= Work to do =
Find every line in the records below that holds the word "Silva", and copy it out.

Data records:
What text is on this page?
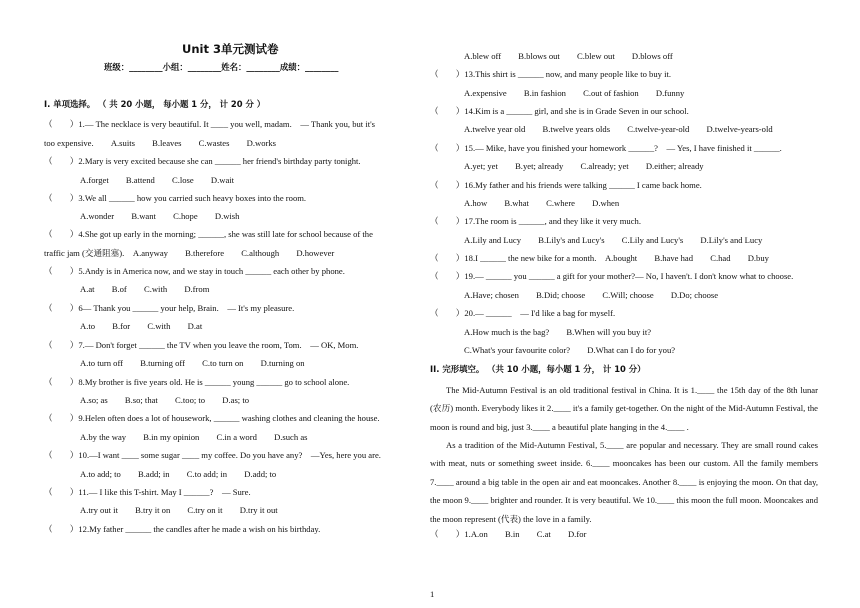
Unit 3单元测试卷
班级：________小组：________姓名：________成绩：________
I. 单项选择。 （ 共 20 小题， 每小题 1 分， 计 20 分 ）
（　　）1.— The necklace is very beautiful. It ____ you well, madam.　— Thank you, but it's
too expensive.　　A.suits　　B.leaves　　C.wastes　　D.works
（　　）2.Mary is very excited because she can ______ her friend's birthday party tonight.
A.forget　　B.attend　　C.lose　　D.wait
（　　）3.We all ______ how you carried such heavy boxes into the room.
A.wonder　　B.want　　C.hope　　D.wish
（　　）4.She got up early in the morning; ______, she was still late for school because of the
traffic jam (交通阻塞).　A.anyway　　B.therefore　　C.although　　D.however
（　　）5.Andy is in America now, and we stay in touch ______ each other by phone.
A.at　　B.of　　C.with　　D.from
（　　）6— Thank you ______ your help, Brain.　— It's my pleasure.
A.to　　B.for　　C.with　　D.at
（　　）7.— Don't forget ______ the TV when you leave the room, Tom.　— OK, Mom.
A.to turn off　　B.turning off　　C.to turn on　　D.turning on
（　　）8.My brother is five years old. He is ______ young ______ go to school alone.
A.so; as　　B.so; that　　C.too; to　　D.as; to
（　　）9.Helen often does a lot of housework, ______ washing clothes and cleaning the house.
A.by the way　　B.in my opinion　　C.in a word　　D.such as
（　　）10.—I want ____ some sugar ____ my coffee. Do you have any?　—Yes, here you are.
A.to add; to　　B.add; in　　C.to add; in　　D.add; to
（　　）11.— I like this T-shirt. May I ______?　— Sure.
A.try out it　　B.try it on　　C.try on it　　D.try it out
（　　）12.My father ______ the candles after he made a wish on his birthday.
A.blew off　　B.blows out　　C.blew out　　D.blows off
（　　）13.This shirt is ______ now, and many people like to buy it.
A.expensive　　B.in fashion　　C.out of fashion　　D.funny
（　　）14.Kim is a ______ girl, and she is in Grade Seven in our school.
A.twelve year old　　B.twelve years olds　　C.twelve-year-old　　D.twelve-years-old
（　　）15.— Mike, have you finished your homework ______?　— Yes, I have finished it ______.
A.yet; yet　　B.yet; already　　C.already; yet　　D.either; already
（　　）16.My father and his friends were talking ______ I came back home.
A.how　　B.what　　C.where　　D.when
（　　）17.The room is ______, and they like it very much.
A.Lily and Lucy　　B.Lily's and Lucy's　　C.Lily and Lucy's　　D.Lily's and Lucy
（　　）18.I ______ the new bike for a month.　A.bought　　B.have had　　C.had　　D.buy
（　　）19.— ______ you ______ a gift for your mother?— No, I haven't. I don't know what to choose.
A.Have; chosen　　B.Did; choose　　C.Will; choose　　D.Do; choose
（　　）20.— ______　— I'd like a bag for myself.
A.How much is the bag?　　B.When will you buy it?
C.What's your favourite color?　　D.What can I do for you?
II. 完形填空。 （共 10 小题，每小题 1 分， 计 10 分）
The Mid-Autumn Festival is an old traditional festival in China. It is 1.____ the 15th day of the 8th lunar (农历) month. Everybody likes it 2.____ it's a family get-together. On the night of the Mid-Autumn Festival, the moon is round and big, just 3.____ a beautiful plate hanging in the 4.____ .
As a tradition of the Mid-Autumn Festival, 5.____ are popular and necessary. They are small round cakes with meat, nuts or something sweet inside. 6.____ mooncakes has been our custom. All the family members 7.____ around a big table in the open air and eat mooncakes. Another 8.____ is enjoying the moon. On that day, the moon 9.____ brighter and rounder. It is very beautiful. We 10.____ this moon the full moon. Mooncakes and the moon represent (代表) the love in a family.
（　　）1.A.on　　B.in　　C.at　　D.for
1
...
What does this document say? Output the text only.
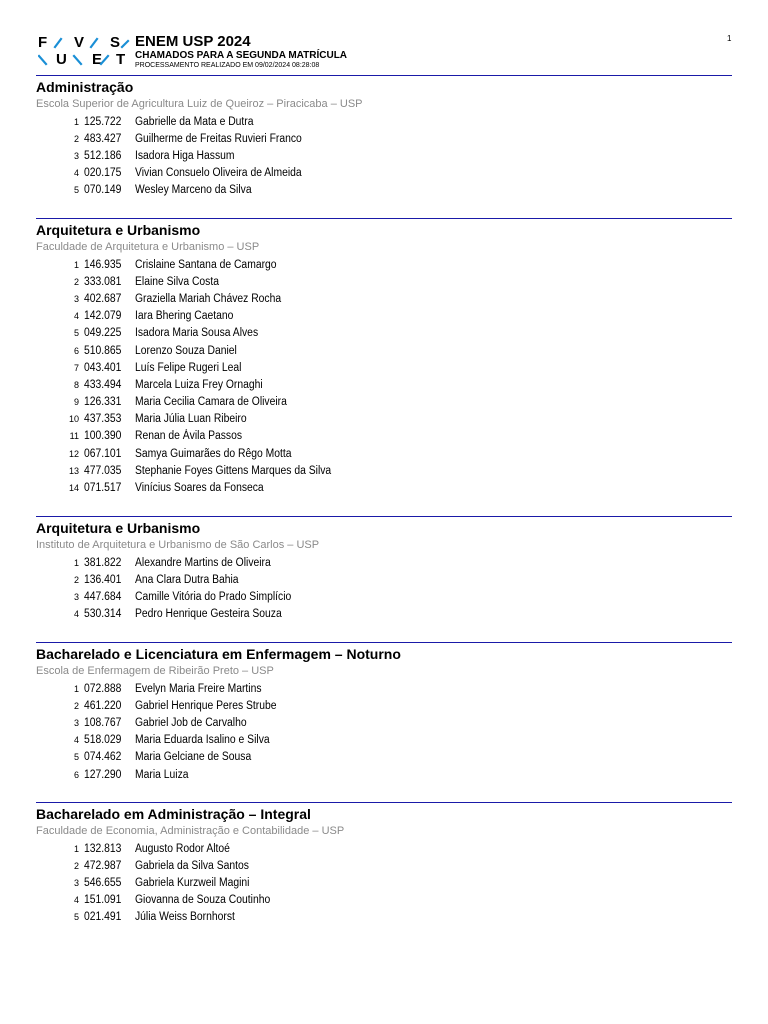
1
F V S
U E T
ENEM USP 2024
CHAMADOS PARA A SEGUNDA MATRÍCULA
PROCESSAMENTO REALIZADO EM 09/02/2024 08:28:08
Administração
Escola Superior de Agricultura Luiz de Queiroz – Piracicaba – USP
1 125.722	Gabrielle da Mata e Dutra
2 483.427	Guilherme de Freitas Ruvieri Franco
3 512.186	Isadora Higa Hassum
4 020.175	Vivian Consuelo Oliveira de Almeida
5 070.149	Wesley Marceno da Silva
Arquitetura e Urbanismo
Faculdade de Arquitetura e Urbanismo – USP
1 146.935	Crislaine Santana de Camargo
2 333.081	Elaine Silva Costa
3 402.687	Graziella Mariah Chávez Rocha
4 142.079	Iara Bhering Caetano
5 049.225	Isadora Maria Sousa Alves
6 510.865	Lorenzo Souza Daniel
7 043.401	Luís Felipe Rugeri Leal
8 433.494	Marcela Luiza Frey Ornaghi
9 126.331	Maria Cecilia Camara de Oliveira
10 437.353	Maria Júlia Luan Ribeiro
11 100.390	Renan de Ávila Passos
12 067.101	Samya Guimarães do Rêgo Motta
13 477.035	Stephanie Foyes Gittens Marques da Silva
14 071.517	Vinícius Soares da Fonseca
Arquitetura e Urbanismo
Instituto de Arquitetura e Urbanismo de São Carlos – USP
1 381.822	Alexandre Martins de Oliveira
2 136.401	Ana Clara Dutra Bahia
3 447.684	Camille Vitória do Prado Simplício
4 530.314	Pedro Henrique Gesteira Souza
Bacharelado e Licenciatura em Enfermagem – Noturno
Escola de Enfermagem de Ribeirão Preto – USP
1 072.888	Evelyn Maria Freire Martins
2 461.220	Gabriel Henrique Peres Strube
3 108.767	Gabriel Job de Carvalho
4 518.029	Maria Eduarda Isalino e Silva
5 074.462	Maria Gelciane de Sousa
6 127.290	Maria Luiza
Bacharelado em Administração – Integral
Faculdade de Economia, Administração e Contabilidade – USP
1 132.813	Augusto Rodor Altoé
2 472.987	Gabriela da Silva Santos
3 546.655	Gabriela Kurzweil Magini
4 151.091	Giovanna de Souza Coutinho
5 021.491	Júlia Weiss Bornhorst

= Solution to the exercise =
5 070.149	Wesley Marceno da Silva
2 333.081	Elaine Silva Costa
13 477.035	Stephanie Foyes Gittens Marques da Silva
4 518.029	Maria Eduarda Isalino e Silva
2 472.987	Gabriela da Silva Santos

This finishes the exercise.